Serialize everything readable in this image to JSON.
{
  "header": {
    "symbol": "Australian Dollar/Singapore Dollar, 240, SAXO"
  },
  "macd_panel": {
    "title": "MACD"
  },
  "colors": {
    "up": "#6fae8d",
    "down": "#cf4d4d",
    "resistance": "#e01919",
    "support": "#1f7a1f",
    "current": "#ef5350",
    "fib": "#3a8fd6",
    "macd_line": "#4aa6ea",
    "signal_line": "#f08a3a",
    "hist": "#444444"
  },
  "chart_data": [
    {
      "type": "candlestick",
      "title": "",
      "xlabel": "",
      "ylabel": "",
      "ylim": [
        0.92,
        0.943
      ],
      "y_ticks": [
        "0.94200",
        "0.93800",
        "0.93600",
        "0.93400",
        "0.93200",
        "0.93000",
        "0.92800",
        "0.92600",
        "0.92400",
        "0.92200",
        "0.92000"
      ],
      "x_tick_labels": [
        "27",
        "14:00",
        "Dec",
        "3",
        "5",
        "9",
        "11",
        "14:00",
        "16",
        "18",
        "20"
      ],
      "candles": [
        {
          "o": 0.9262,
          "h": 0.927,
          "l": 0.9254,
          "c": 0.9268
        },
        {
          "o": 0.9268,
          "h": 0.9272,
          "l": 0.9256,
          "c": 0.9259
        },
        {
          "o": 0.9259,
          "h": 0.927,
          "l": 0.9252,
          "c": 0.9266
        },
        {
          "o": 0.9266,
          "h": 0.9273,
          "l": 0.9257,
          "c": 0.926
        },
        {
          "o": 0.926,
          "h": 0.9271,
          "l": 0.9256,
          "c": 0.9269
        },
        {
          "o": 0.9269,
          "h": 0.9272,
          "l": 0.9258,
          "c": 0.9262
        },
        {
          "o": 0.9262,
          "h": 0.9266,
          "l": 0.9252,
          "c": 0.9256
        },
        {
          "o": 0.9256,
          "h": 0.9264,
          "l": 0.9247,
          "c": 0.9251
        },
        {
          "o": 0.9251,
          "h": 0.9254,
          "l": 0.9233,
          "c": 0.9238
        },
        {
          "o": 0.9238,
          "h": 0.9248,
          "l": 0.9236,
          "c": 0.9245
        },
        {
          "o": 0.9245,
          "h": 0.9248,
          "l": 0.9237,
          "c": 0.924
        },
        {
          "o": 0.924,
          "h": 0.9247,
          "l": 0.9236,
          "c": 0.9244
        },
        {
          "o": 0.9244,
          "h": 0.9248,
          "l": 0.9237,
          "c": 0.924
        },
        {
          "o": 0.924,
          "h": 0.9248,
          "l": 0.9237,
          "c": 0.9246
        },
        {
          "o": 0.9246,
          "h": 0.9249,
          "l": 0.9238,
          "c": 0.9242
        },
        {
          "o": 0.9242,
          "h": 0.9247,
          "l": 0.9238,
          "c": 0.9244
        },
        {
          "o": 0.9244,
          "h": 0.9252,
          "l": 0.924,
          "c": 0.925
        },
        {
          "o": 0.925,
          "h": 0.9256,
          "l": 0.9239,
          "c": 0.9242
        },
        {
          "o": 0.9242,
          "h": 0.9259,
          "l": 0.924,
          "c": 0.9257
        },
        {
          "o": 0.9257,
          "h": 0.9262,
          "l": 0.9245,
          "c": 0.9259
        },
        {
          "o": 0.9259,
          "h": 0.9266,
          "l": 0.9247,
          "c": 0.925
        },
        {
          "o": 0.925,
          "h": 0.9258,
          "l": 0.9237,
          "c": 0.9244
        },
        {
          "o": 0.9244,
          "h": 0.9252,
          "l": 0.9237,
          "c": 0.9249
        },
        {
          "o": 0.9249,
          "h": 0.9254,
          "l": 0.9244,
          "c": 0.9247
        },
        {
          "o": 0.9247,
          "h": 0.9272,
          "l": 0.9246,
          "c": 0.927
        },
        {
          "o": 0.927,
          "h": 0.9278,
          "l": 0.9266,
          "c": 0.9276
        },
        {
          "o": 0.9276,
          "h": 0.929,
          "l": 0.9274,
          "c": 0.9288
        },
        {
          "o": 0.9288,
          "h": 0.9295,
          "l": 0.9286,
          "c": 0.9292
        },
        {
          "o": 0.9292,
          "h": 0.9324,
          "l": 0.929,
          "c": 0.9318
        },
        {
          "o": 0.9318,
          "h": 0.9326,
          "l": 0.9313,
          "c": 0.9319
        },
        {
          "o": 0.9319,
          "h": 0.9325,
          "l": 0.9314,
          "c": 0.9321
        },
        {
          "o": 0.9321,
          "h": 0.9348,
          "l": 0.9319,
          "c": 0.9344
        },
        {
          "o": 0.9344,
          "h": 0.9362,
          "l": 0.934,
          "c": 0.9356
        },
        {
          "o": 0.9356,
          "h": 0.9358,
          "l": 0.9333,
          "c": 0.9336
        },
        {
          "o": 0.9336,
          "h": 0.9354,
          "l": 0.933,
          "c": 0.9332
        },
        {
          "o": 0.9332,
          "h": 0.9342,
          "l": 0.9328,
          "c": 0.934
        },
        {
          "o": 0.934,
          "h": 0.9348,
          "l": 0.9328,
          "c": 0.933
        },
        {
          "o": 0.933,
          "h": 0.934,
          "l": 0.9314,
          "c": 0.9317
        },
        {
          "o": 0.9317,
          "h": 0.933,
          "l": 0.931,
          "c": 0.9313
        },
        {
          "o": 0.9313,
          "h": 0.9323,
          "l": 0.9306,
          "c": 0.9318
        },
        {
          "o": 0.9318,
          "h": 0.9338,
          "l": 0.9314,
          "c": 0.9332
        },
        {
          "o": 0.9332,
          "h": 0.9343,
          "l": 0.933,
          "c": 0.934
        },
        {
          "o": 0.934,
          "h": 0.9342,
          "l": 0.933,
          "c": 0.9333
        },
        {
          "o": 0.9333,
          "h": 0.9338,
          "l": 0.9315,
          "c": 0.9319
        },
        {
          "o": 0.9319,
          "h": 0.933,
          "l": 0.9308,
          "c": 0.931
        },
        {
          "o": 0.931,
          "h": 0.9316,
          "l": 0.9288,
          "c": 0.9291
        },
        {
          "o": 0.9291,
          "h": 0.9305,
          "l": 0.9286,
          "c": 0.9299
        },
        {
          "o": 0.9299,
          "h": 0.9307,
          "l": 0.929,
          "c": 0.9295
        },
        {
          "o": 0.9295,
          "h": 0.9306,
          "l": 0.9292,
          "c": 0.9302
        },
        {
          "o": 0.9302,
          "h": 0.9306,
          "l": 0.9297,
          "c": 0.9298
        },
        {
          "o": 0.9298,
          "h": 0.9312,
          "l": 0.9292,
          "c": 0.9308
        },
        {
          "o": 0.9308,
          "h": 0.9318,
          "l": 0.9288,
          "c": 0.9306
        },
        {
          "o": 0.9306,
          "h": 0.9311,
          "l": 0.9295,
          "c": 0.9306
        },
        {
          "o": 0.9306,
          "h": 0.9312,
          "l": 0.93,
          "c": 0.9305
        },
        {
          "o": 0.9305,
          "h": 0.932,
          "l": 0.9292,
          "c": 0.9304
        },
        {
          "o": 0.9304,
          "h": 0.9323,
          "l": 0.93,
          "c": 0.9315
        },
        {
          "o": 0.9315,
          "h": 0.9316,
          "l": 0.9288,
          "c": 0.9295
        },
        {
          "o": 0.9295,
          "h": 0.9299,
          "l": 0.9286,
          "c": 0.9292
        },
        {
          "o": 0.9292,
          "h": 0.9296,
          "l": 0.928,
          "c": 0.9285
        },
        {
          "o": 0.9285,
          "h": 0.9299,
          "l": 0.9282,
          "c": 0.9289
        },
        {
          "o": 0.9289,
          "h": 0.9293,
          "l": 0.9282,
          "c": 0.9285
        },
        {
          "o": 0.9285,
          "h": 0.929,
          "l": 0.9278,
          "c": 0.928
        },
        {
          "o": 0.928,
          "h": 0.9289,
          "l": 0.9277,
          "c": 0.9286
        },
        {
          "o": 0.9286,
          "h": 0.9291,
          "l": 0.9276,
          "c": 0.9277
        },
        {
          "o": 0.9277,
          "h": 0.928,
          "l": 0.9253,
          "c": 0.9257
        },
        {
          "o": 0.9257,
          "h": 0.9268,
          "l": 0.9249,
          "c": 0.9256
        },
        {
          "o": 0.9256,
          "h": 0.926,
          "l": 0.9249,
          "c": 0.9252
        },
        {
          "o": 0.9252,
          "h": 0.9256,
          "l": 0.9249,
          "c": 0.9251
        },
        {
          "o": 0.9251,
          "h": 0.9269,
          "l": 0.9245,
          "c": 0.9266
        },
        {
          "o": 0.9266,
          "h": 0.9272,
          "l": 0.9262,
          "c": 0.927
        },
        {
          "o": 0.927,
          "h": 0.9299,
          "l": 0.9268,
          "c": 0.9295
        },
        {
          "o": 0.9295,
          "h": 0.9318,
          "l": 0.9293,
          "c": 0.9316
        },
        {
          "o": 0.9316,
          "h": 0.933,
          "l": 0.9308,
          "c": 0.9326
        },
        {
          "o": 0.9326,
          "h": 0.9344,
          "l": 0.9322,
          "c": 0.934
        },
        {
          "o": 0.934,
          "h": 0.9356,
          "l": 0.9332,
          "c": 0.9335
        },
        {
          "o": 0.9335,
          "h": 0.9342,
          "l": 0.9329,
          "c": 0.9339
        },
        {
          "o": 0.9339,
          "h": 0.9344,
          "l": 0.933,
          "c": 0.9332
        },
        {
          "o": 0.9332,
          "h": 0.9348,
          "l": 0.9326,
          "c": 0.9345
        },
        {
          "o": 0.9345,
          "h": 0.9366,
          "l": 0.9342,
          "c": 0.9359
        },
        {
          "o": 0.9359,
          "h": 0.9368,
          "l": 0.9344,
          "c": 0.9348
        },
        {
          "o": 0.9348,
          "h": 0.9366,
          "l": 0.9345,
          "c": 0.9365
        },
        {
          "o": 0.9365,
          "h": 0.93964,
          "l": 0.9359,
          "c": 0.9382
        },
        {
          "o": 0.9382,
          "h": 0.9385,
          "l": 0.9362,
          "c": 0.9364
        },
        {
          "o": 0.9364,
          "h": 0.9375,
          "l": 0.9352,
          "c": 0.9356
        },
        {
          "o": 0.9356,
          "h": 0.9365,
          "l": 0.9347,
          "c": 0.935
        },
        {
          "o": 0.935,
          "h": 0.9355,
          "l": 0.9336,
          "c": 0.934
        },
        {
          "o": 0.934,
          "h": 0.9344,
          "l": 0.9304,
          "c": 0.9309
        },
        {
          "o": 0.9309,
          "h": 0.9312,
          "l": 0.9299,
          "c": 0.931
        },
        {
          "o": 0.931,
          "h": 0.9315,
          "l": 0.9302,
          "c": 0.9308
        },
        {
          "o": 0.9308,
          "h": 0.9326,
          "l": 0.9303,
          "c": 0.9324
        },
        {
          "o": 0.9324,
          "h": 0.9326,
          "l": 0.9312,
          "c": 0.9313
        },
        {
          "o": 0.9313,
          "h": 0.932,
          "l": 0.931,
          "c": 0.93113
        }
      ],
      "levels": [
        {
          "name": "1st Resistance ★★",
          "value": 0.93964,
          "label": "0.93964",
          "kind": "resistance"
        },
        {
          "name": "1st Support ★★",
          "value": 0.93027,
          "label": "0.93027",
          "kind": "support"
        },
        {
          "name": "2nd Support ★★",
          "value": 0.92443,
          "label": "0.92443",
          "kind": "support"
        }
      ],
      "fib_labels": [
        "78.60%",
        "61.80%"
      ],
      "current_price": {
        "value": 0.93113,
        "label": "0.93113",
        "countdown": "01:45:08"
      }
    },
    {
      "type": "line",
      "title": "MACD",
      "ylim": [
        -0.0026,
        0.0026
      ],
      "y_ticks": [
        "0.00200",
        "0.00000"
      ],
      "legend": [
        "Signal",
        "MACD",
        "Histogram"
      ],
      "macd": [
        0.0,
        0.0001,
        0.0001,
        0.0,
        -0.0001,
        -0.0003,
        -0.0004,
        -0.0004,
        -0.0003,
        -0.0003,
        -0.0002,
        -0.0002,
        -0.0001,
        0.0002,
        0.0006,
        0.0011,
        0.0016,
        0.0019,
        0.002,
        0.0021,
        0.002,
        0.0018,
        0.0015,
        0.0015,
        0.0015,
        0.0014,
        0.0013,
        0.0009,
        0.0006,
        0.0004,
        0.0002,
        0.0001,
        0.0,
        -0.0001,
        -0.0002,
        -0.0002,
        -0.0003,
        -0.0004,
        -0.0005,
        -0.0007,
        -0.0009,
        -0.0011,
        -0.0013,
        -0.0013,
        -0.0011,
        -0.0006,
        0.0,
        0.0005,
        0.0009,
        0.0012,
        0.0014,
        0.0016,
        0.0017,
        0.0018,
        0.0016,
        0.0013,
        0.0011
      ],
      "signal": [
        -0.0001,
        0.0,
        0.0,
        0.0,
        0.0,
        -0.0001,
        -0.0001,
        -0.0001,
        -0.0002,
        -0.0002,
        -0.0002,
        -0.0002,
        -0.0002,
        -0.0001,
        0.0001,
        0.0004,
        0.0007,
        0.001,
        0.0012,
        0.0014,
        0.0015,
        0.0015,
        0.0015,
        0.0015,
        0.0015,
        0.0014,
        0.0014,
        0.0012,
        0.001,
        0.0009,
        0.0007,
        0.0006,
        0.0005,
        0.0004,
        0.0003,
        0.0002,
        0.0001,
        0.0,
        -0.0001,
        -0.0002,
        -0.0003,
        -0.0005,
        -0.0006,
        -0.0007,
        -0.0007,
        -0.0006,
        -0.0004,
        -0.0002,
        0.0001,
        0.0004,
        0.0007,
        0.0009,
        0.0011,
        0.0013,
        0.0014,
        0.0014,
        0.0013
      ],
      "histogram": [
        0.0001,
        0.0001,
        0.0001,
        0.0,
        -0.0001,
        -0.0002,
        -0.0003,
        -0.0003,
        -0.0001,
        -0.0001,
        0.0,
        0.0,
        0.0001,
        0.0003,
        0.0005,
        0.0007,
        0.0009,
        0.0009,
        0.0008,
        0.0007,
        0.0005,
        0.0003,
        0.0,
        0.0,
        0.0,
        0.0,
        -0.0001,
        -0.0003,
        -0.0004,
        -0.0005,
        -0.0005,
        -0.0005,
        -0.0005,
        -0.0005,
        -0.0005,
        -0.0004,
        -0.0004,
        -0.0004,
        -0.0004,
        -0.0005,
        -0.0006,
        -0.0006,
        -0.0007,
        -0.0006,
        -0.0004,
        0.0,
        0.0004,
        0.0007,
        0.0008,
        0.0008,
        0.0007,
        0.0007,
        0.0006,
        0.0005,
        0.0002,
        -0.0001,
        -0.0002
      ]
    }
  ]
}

::::::::::

## Written instruction:
Search the preceding listing for the word "value" and pull out every line that holds it.

## Task answer:
          "value": 0.93964,
          "value": 0.93027,
          "value": 0.92443,
        "value": 0.93113,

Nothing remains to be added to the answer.